> **WHAT IS NEEDED**:
Each record below is to be copied word for word, with pictures removed.
►
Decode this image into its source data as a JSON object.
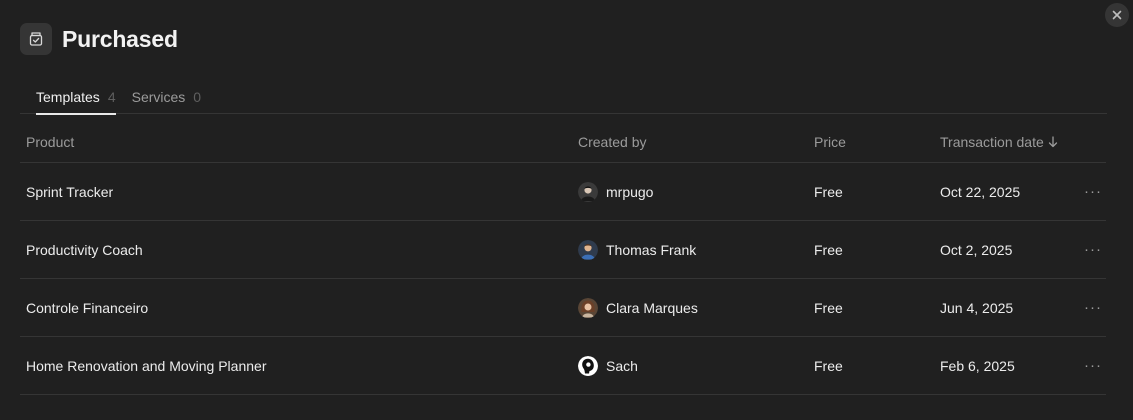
{
  "header": {
    "title": "Purchased",
    "icon": "shopping-bag-check-icon"
  },
  "tabs": [
    {
      "label": "Templates",
      "count": "4",
      "active": true
    },
    {
      "label": "Services",
      "count": "0",
      "active": false
    }
  ],
  "table": {
    "columns": {
      "product": "Product",
      "created_by": "Created by",
      "price": "Price",
      "date": "Transaction date"
    },
    "sort": "descending",
    "rows": [
      {
        "product": "Sprint Tracker",
        "creator": "mrpugo",
        "price": "Free",
        "date": "Oct 22, 2025"
      },
      {
        "product": "Productivity Coach",
        "creator": "Thomas Frank",
        "price": "Free",
        "date": "Oct 2, 2025"
      },
      {
        "product": "Controle Financeiro",
        "creator": "Clara Marques",
        "price": "Free",
        "date": "Jun 4, 2025"
      },
      {
        "product": "Home Renovation and Moving Planner",
        "creator": "Sach",
        "price": "Free",
        "date": "Feb 6, 2025"
      }
    ]
  },
  "more_label": "···",
  "colors": {
    "background": "#202020",
    "border": "#353535",
    "text": "#ececec",
    "muted": "#9b9b9b"
  }
}
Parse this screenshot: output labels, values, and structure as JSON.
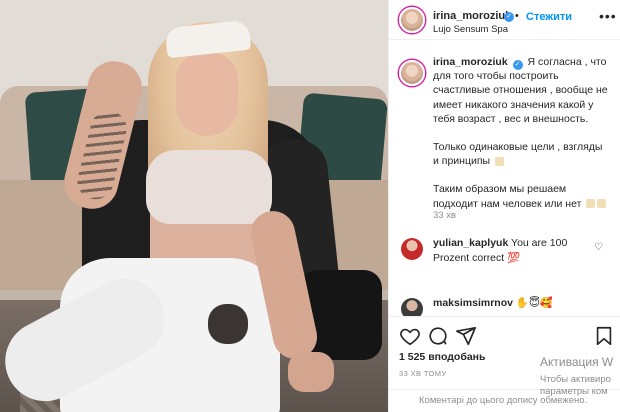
{
  "header": {
    "username": "irina_moroziuk",
    "dot": "•",
    "follow_label": "Стежити",
    "location": "Lujo Sensum Spa",
    "more_icon": "more-horizontal-icon"
  },
  "caption": {
    "username": "irina_moroziuk",
    "paragraph1": "Я согласна , что для того чтобы построить счастливые отношения , вообще не имеет никакого значения какой у тебя возраст , вес и внешность.",
    "paragraph2": "Только одинаковые цели , взгляды и принципы",
    "paragraph3": "Таким образом мы решаем подходит нам человек или нет",
    "time": "33 хв"
  },
  "comments": [
    {
      "username": "yulian_kaplyuk",
      "text": "You are 100 Prozent correct 💯"
    },
    {
      "username": "maksimsimrnov",
      "text": "✋😇🥰"
    }
  ],
  "actions": {
    "likes": "1 525 вподобань",
    "ago": "33 ХВ ТОМУ",
    "add_comment_placeholder": "Коментарі до цього допису обмежено."
  },
  "watermark": {
    "title": "Активация W",
    "subtitle": "Чтобы активиро параметры ком"
  },
  "colors": {
    "accent": "#0095f6",
    "verified": "#3897f0",
    "muted": "#8e8e8e",
    "border": "#efefef"
  }
}
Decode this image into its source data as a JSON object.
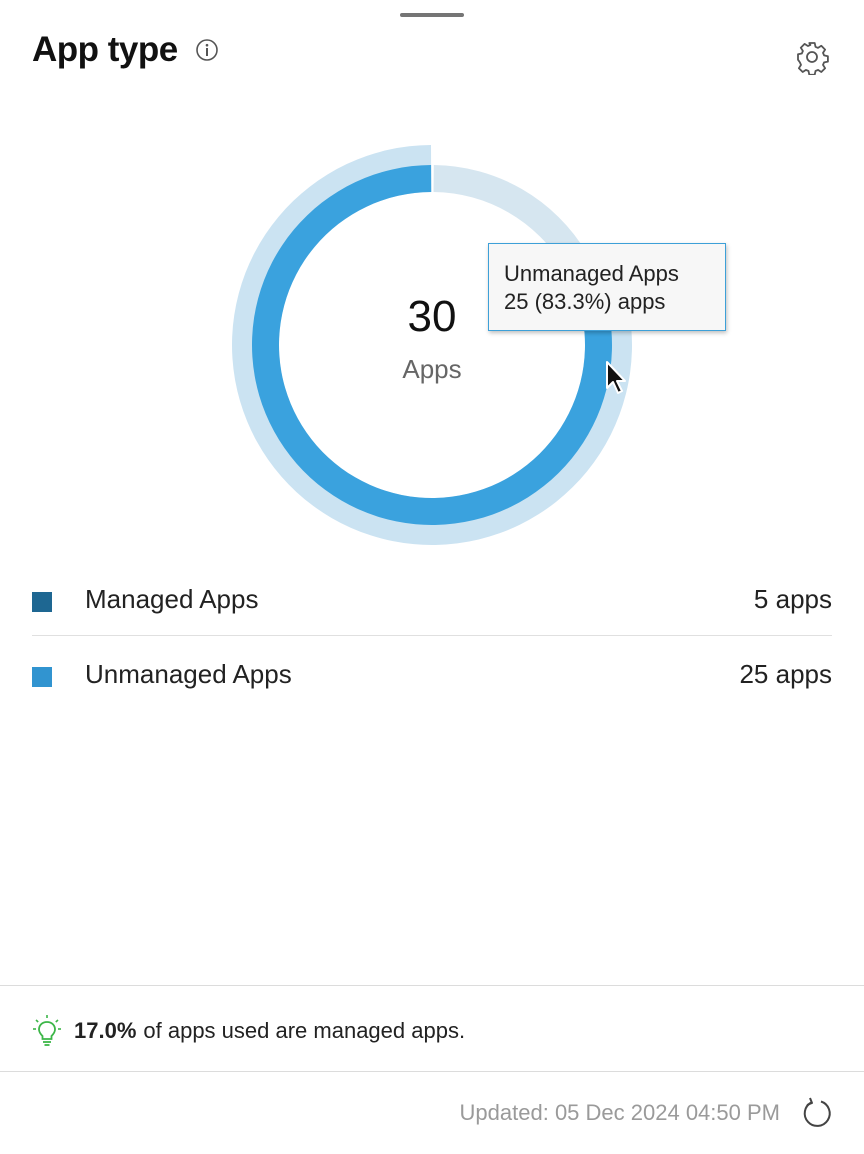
{
  "header": {
    "title": "App type",
    "info_icon": "info-icon",
    "settings_icon": "gear-icon"
  },
  "donut": {
    "total": "30",
    "total_label": "Apps",
    "colors": {
      "managed": "#1e6792",
      "unmanaged": "#3aa2de",
      "managed_track": "#d6e6f0",
      "unmanaged_hover": "#cbe3f2"
    }
  },
  "chart_data": {
    "type": "pie",
    "categories": [
      "Managed Apps",
      "Unmanaged Apps"
    ],
    "values": [
      5,
      25
    ]
  },
  "tooltip": {
    "title": "Unmanaged Apps",
    "detail": "25 (83.3%) apps"
  },
  "legend": [
    {
      "label": "Managed Apps",
      "value": "5 apps",
      "color": "#1e6792"
    },
    {
      "label": "Unmanaged Apps",
      "value": "25 apps",
      "color": "#3194d0"
    }
  ],
  "insight": {
    "icon": "lightbulb-icon",
    "highlight": "17.0%",
    "text": "of apps used are managed apps."
  },
  "footer": {
    "updated": "Updated: 05 Dec 2024 04:50 PM",
    "refresh_icon": "refresh-icon"
  }
}
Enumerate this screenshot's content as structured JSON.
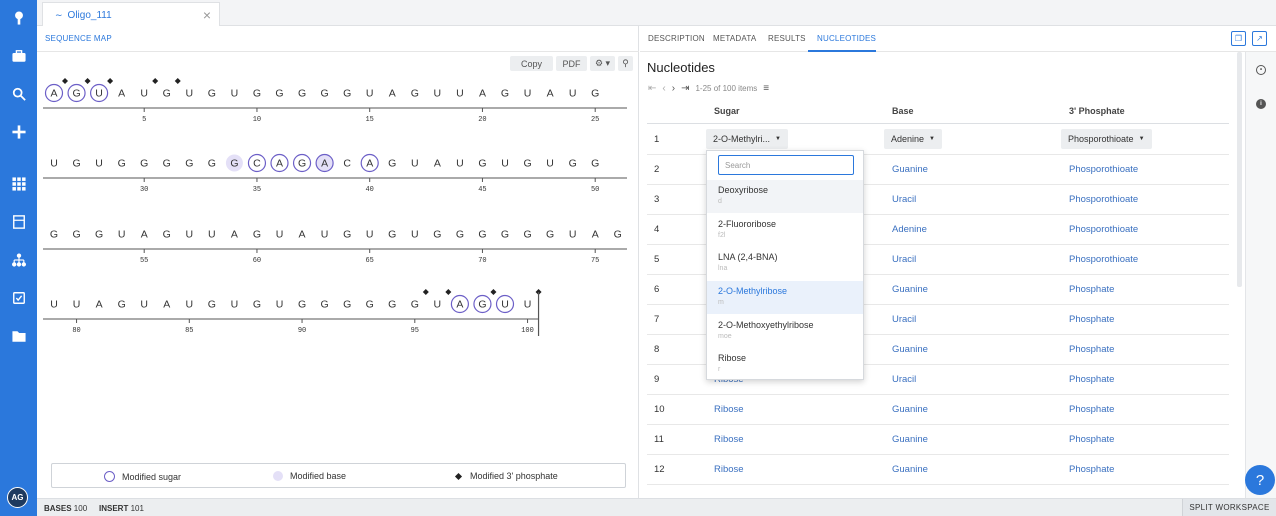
◄
> **RESULT OF THE TASK**:
Decode this image into its source data as a JSON object.
{
  "header": {
    "title": "Purchased",
    "icon": "shopping-bag-check-icon"
  },
  "tabs": [
    {
      "label": "Templates",
      "count": "4",
      "active": true
    },
    {
      "label": "Services",
      "count": "0",
      "active": false
    }
  ],
  "table": {
    "columns": {
      "product": "Product",
      "created_by": "Created by",
      "price": "Price",
      "date": "Transaction date"
    },
    "sort": "descending",
    "rows": [
      {
        "product": "Sprint Tracker",
        "creator": "mrpugo",
        "price": "Free",
        "date": "Oct 22, 2025"
      },
      {
        "product": "Productivity Coach",
        "creator": "Thomas Frank",
        "price": "Free",
        "date": "Oct 2, 2025"
      },
      {
        "product": "Controle Financeiro",
        "creator": "Clara Marques",
        "price": "Free",
        "date": "Jun 4, 2025"
      },
      {
        "product": "Home Renovation and Moving Planner",
        "creator": "Sach",
        "price": "Free",
        "date": "Feb 6, 2025"
      }
    ]
  },
  "more_label": "···",
  "colors": {
    "background": "#202020",
    "border": "#353535",
    "text": "#ececec",
    "muted": "#9b9b9b"
  }
}
Parse this screenshot: output labels, values, and structure as JSON.
{
  "header": {
    "username": "irina_moroziuk",
    "dot": "•",
    "follow_label": "Стежити",
    "location": "Lujo Sensum Spa",
    "more_icon": "more-horizontal-icon"
  },
  "caption": {
    "username": "irina_moroziuk",
    "paragraph1": "Я согласна , что для того чтобы построить счастливые отношения , вообще не имеет никакого значения какой у тебя возраст , вес и внешность.",
    "paragraph2": "Только одинаковые цели , взгляды и принципы",
    "paragraph3": "Таким образом мы решаем подходит нам человек или нет",
    "time": "33 хв"
  },
  "comments": [
    {
      "username": "yulian_kaplyuk",
      "text": "You are 100 Prozent correct 💯"
    },
    {
      "username": "maksimsimrnov",
      "text": "✋😇🥰"
    }
  ],
  "actions": {
    "likes": "1 525 вподобань",
    "ago": "33 ХВ ТОМУ",
    "add_comment_placeholder": "Коментарі до цього допису обмежено."
  },
  "watermark": {
    "title": "Активация W",
    "subtitle": "Чтобы активиро параметры ком"
  },
  "colors": {
    "accent": "#0095f6",
    "verified": "#3897f0",
    "muted": "#8e8e8e",
    "border": "#efefef"
  }
}
Decode this image into its source data as a JSON object.
{
  "header": {
    "title": "App type",
    "info_icon": "info-icon",
    "settings_icon": "gear-icon"
  },
  "donut": {
    "total": "30",
    "total_label": "Apps",
    "colors": {
      "managed": "#1e6792",
      "unmanaged": "#3aa2de",
      "managed_track": "#d6e6f0",
      "unmanaged_hover": "#cbe3f2"
    }
  },
  "chart_data": {
    "type": "pie",
    "categories": [
      "Managed Apps",
      "Unmanaged Apps"
    ],
    "values": [
      5,
      25
    ]
  },
  "tooltip": {
    "title": "Unmanaged Apps",
    "detail": "25 (83.3%) apps"
  },
  "legend": [
    {
      "label": "Managed Apps",
      "value": "5 apps",
      "color": "#1e6792"
    },
    {
      "label": "Unmanaged Apps",
      "value": "25 apps",
      "color": "#3194d0"
    }
  ],
  "insight": {
    "icon": "lightbulb-icon",
    "highlight": "17.0%",
    "text": "of apps used are managed apps."
  },
  "footer": {
    "updated": "Updated: 05 Dec 2024 04:50 PM",
    "refresh_icon": "refresh-icon"
  }
}
Enumerate this screenshot's content as structured JSON.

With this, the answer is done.